* Start INPUT FOR THIS TASK *

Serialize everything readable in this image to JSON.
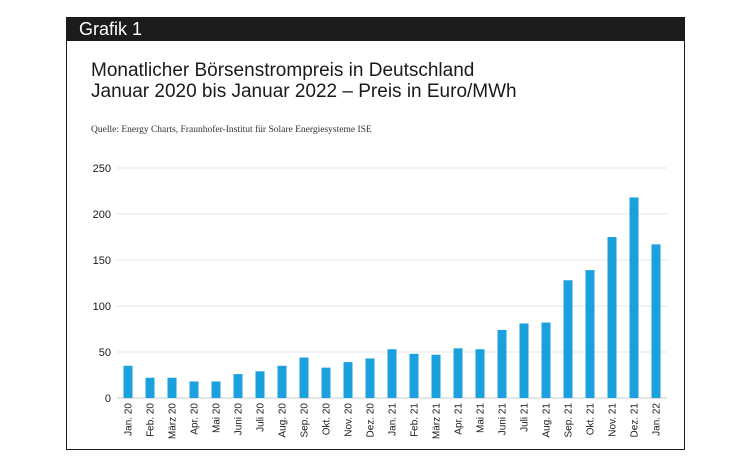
{
  "header": {
    "label": "Grafik 1"
  },
  "title_line1": "Monatlicher Börsenstrompreis in Deutschland",
  "title_line2": "Januar 2020 bis Januar 2022 – Preis in Euro/MWh",
  "source": "Quelle: Energy Charts, Fraunhofer-Institut für Solare Energiesysteme ISE",
  "colors": {
    "bar": "#1aa0dc",
    "grid": "#e6e6e6",
    "header": "#1c1c1c"
  },
  "chart_data": {
    "type": "bar",
    "title": "Monatlicher Börsenstrompreis in Deutschland Januar 2020 bis Januar 2022 – Preis in Euro/MWh",
    "xlabel": "",
    "ylabel": "",
    "ylim": [
      0,
      250
    ],
    "yticks": [
      0,
      50,
      100,
      150,
      200,
      250
    ],
    "grid": true,
    "categories": [
      "Jan. 20",
      "Feb. 20",
      "März 20",
      "Apr. 20",
      "Mai 20",
      "Juni 20",
      "Juli 20",
      "Aug. 20",
      "Sep. 20",
      "Okt. 20",
      "Nov. 20",
      "Dez. 20",
      "Jan. 21",
      "Feb. 21",
      "März 21",
      "Apr. 21",
      "Mai 21",
      "Juni 21",
      "Juli 21",
      "Aug. 21",
      "Sep. 21",
      "Okt. 21",
      "Nov. 21",
      "Dez. 21",
      "Jan. 22"
    ],
    "values": [
      35,
      22,
      22,
      18,
      18,
      26,
      29,
      35,
      44,
      33,
      39,
      43,
      53,
      48,
      47,
      54,
      53,
      74,
      81,
      82,
      128,
      139,
      175,
      218,
      167
    ]
  }
}
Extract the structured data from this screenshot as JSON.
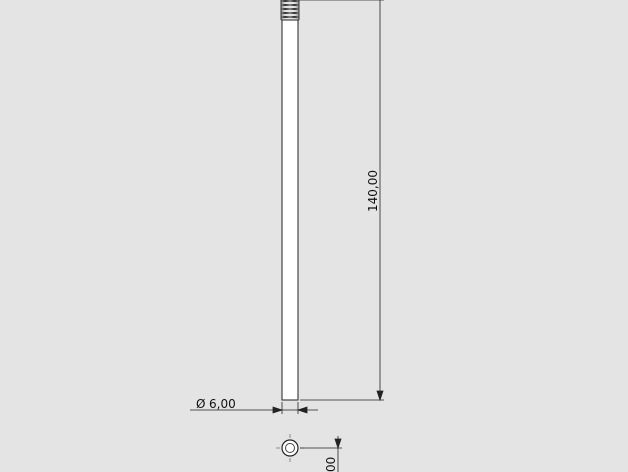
{
  "drawing": {
    "dimensions": {
      "length": {
        "value": "140,00"
      },
      "diameter": {
        "symbol": "Ø",
        "value": "6,00"
      },
      "end_view": {
        "value": "00"
      }
    }
  }
}
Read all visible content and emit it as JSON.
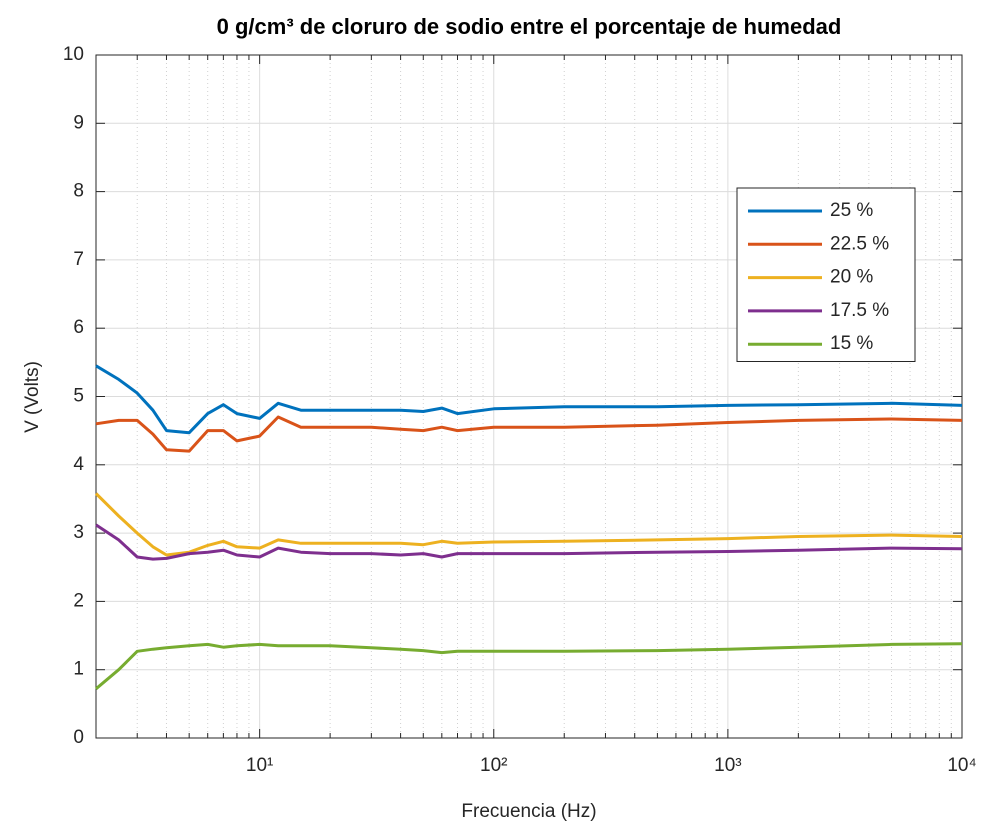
{
  "chart_data": {
    "type": "line",
    "title": "0 g/cm³ de cloruro de sodio entre el porcentaje de humedad",
    "xlabel": "Frecuencia (Hz)",
    "ylabel": "V (Volts)",
    "xscale": "log",
    "grid": true,
    "minor_grid": true,
    "legend": "east",
    "xlim": [
      2,
      10000
    ],
    "ylim": [
      0,
      10
    ],
    "xticks": [
      {
        "value": 10,
        "label": "10¹"
      },
      {
        "value": 100,
        "label": "10²"
      },
      {
        "value": 1000,
        "label": "10³"
      },
      {
        "value": 10000,
        "label": "10⁴"
      }
    ],
    "yticks": [
      0,
      1,
      2,
      3,
      4,
      5,
      6,
      7,
      8,
      9,
      10
    ],
    "x": [
      2,
      2.5,
      3,
      3.5,
      4,
      5,
      6,
      7,
      8,
      10,
      12,
      15,
      20,
      30,
      40,
      50,
      60,
      70,
      100,
      200,
      500,
      1000,
      2000,
      5000,
      10000
    ],
    "series": [
      {
        "name": "25 %",
        "color": "#0072bd",
        "values": [
          5.45,
          5.25,
          5.05,
          4.8,
          4.5,
          4.47,
          4.75,
          4.88,
          4.75,
          4.68,
          4.9,
          4.8,
          4.8,
          4.8,
          4.8,
          4.78,
          4.83,
          4.75,
          4.82,
          4.85,
          4.85,
          4.87,
          4.88,
          4.9,
          4.87
        ]
      },
      {
        "name": "22.5 %",
        "color": "#d95319",
        "values": [
          4.6,
          4.65,
          4.65,
          4.45,
          4.22,
          4.2,
          4.5,
          4.5,
          4.35,
          4.42,
          4.7,
          4.55,
          4.55,
          4.55,
          4.52,
          4.5,
          4.55,
          4.5,
          4.55,
          4.55,
          4.58,
          4.62,
          4.65,
          4.67,
          4.65
        ]
      },
      {
        "name": "20 %",
        "color": "#edb120",
        "values": [
          3.58,
          3.25,
          3.0,
          2.8,
          2.68,
          2.72,
          2.82,
          2.88,
          2.8,
          2.78,
          2.9,
          2.85,
          2.85,
          2.85,
          2.85,
          2.83,
          2.88,
          2.85,
          2.87,
          2.88,
          2.9,
          2.92,
          2.95,
          2.97,
          2.95
        ]
      },
      {
        "name": "17.5 %",
        "color": "#7e2f8e",
        "values": [
          3.12,
          2.9,
          2.65,
          2.62,
          2.63,
          2.7,
          2.72,
          2.75,
          2.68,
          2.65,
          2.78,
          2.72,
          2.7,
          2.7,
          2.68,
          2.7,
          2.65,
          2.7,
          2.7,
          2.7,
          2.72,
          2.73,
          2.75,
          2.78,
          2.77
        ]
      },
      {
        "name": "15 %",
        "color": "#77ac30",
        "values": [
          0.72,
          1.0,
          1.27,
          1.3,
          1.32,
          1.35,
          1.37,
          1.33,
          1.35,
          1.37,
          1.35,
          1.35,
          1.35,
          1.32,
          1.3,
          1.28,
          1.25,
          1.27,
          1.27,
          1.27,
          1.28,
          1.3,
          1.33,
          1.37,
          1.38
        ]
      }
    ]
  }
}
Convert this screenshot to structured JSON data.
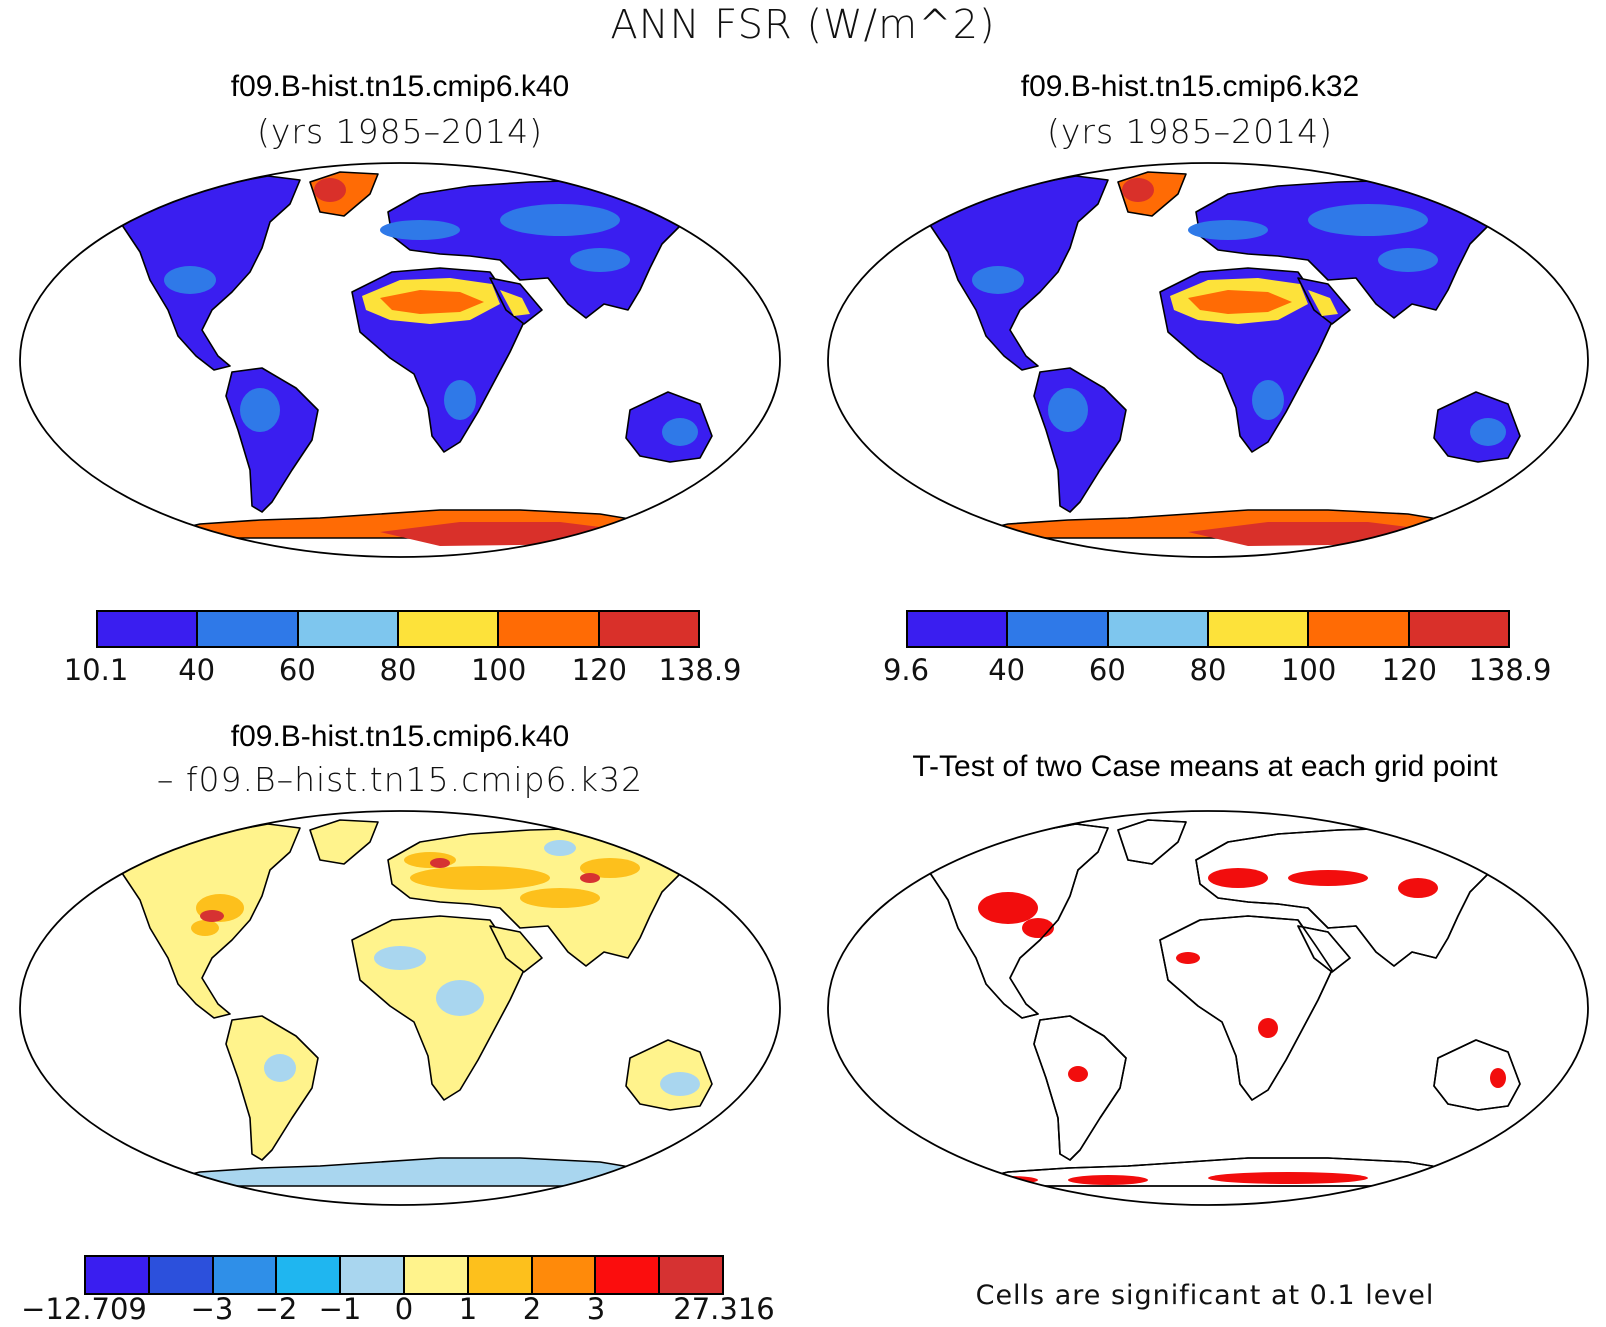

* End INPUT FOR THIS TASK *

### WORK TO BE COMPLETED:
Every line containing the string "structured" must be listed.

### THE OUTPUT:
Extract the structured data from this screenshot as JSON.
Convert this screenshot to structured JSON data.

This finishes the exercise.